*GIVEN INSTRUCTION*
Find the word "läheisensä" in the listing; pull out each line holding it.

-- begin --

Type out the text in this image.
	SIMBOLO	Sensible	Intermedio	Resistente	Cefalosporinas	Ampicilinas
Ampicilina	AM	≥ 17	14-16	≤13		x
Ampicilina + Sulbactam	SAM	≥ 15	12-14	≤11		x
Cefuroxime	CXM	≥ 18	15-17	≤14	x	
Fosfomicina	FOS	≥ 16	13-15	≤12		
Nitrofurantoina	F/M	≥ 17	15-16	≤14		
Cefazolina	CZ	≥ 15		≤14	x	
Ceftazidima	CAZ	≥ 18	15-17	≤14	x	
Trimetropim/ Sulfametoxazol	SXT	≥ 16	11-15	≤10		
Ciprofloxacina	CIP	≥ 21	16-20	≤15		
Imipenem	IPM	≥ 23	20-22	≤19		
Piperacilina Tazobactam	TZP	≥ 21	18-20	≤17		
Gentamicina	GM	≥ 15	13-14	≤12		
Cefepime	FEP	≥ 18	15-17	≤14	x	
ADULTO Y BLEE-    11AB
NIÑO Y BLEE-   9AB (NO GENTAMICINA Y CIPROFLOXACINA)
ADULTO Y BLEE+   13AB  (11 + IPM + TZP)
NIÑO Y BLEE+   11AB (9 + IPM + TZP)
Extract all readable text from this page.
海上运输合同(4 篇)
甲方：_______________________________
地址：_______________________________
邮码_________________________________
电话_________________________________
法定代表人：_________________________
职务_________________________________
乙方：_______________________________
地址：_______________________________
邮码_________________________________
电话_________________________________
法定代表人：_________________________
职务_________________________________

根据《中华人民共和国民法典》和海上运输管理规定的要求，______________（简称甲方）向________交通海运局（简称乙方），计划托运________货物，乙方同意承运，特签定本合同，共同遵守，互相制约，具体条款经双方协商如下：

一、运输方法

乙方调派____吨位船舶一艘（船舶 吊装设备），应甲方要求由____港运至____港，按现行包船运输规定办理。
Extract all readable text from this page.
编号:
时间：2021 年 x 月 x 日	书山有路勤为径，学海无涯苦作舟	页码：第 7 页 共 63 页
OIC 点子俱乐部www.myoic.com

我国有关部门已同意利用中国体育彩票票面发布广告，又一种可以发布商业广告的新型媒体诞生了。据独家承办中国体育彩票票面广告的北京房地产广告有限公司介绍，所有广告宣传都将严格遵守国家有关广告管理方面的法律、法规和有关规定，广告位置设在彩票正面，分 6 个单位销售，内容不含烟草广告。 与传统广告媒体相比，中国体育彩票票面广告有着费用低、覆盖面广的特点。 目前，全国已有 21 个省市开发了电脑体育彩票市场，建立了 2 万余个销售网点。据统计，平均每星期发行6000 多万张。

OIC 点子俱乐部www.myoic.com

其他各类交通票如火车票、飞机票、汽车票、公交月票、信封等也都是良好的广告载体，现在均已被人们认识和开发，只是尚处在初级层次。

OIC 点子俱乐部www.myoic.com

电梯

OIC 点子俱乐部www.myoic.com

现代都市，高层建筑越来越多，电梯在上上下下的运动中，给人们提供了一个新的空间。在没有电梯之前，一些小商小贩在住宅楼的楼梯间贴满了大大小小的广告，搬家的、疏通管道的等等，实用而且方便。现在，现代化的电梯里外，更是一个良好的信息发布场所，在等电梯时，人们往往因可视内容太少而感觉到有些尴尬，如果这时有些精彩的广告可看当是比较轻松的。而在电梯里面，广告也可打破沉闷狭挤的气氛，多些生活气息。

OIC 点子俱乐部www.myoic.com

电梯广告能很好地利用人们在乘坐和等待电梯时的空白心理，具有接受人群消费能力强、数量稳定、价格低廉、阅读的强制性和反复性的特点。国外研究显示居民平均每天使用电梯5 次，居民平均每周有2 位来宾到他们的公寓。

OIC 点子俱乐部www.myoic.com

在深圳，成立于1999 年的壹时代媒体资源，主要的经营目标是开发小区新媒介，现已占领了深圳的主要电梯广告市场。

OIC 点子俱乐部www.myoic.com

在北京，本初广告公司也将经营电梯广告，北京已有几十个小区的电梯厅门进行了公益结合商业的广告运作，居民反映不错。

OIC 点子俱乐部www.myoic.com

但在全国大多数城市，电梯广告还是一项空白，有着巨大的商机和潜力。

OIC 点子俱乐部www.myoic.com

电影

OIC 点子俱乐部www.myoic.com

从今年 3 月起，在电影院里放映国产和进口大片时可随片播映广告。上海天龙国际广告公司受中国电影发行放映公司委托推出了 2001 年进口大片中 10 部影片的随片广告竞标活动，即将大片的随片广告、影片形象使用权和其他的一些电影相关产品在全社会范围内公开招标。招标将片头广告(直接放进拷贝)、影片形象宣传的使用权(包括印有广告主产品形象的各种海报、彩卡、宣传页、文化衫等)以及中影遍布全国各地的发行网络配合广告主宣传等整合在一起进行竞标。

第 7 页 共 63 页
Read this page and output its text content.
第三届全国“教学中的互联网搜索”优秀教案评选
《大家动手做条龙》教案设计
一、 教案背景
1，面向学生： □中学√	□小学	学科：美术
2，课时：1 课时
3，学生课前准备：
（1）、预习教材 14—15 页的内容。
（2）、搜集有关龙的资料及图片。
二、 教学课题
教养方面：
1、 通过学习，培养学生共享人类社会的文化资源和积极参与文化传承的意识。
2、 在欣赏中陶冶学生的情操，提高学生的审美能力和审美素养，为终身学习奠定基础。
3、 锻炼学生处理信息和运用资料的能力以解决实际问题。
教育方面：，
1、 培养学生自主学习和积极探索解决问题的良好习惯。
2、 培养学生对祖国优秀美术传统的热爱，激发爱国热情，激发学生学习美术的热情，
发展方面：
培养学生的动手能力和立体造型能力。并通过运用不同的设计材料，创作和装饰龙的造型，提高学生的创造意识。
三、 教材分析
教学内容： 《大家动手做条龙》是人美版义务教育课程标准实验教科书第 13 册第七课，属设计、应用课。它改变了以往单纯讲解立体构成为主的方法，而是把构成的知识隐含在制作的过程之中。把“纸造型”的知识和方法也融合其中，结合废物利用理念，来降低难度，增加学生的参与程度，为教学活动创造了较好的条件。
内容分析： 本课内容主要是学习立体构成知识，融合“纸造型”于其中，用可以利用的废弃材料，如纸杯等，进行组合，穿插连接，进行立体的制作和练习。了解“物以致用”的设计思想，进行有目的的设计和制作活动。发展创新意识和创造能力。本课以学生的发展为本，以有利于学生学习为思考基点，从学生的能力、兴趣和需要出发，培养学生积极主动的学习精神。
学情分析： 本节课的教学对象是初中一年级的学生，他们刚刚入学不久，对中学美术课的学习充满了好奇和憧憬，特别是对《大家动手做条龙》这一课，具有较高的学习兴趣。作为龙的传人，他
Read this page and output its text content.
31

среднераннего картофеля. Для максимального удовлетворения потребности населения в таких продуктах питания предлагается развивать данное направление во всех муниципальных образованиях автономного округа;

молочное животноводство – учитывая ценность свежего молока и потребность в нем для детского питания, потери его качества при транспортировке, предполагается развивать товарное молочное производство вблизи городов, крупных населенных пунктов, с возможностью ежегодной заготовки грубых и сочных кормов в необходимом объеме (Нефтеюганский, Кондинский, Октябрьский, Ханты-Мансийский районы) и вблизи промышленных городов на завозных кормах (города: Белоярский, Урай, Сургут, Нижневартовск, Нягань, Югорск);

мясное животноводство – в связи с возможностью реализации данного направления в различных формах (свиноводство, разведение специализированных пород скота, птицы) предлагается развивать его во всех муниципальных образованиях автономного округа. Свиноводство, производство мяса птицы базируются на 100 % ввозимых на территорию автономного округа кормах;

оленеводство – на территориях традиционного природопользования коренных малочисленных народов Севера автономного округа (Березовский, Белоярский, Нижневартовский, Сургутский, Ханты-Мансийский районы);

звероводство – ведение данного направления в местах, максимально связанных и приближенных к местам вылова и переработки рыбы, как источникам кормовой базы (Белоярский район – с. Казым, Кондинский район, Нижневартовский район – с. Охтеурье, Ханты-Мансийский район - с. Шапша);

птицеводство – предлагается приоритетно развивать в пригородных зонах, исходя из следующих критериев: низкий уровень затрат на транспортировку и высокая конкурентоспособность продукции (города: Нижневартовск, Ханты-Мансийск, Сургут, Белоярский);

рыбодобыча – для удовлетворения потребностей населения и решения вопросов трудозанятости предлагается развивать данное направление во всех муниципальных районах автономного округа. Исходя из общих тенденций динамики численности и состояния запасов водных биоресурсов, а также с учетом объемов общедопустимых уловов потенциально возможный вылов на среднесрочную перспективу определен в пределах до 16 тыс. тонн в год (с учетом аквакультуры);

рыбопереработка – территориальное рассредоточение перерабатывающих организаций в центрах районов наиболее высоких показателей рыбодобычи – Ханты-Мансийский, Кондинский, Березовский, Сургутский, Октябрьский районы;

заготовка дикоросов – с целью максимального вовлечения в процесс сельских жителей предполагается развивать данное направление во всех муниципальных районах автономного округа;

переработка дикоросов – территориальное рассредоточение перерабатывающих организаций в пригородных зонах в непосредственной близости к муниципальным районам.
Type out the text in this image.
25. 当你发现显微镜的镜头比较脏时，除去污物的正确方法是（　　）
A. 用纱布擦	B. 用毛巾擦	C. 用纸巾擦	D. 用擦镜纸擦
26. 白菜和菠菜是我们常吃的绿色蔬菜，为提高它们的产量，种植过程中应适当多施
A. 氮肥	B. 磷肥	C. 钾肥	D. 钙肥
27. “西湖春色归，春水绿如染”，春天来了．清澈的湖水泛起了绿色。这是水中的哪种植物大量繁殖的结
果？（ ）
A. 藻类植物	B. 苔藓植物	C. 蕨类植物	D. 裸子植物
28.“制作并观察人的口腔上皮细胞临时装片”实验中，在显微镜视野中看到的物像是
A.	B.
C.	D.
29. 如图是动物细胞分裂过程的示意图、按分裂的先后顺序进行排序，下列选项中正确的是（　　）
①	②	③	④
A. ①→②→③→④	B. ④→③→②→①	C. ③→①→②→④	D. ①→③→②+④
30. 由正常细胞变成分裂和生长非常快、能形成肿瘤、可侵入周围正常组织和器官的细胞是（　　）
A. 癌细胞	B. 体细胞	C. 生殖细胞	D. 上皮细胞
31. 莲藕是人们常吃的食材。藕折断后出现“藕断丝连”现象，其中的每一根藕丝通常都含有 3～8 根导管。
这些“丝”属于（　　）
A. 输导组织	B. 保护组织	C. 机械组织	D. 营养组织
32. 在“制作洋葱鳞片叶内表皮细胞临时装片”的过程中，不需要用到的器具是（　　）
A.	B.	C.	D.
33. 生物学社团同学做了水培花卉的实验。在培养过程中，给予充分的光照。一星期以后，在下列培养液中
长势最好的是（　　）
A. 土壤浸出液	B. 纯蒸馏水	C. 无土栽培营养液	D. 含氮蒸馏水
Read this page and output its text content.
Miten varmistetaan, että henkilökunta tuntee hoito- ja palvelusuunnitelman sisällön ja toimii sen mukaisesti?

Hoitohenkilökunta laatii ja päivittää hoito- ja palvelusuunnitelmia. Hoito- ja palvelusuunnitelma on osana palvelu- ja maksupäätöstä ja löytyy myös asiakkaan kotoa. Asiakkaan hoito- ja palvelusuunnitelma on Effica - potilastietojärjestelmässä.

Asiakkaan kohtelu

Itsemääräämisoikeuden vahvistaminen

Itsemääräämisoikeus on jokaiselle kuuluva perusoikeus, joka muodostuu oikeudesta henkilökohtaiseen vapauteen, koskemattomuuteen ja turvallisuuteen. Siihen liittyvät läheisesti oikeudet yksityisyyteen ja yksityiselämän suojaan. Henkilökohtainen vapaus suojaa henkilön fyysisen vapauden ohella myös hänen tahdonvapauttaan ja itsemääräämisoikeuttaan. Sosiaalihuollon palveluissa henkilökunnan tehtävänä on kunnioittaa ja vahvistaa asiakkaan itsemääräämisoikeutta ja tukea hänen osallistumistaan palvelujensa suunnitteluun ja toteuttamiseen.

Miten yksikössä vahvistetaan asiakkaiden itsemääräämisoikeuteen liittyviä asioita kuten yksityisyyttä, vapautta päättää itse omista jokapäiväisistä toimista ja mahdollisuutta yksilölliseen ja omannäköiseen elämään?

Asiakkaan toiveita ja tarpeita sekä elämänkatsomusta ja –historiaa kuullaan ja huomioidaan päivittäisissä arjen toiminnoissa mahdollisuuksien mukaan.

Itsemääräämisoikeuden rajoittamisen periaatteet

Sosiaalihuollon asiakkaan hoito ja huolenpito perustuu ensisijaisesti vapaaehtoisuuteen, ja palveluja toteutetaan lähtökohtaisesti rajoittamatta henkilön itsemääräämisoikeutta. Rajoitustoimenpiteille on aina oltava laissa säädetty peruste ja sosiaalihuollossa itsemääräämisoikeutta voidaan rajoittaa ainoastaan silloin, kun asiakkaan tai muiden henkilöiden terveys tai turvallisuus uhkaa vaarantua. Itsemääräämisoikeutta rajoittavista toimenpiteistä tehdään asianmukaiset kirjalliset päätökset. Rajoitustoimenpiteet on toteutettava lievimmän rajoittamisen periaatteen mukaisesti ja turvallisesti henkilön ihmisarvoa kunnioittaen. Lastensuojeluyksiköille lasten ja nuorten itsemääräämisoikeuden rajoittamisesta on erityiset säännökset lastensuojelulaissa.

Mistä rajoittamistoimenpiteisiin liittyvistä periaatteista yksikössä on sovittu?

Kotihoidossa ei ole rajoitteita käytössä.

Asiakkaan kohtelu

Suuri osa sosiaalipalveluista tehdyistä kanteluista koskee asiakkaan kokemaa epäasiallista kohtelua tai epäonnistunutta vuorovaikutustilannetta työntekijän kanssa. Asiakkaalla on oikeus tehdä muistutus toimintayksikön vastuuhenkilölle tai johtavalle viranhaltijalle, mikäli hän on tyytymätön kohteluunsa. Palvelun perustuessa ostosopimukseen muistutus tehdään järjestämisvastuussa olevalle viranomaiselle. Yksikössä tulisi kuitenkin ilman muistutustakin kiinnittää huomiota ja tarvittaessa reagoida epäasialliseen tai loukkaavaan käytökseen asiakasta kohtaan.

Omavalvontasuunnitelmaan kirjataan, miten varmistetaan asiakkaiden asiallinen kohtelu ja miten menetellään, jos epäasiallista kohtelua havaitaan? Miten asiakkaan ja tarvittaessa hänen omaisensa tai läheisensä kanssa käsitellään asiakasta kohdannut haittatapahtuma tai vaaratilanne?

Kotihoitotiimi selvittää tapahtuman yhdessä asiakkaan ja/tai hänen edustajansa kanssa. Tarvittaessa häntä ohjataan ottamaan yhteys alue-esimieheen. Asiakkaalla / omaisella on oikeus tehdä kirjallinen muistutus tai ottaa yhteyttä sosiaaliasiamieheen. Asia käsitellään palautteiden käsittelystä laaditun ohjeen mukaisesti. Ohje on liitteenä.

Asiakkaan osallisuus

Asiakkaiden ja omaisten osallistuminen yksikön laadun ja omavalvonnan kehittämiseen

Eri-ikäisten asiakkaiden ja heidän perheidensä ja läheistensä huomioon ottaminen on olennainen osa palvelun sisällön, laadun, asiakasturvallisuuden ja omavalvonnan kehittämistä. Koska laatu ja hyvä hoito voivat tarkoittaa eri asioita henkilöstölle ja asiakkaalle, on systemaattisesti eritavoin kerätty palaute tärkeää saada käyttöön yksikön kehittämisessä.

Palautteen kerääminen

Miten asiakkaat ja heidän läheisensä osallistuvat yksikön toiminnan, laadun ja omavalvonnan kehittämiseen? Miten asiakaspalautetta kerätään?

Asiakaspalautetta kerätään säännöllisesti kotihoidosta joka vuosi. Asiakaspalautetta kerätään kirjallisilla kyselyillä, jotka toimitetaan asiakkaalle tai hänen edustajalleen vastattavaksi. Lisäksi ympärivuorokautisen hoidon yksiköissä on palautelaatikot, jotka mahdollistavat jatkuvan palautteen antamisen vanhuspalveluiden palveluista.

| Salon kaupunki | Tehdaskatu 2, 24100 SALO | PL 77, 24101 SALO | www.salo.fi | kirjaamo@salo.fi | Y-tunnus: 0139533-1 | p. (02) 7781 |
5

-- end --

*COMPLETED EXERCISE*
Omavalvontasuunnitelmaan kirjataan, miten varmistetaan asiakkaiden asiallinen kohtelu ja miten menetellään, jos epäasiallista kohtelua havaitaan? Miten asiakkaan ja tarvittaessa hänen omaisensa tai läheisensä kanssa käsitellään asiakasta kohdannut haittatapahtuma tai vaaratilanne?
Miten asiakkaat ja heidän läheisensä osallistuvat yksikön toiminnan, laadun ja omavalvonnan kehittämiseen? Miten asiakaspalautetta kerätään?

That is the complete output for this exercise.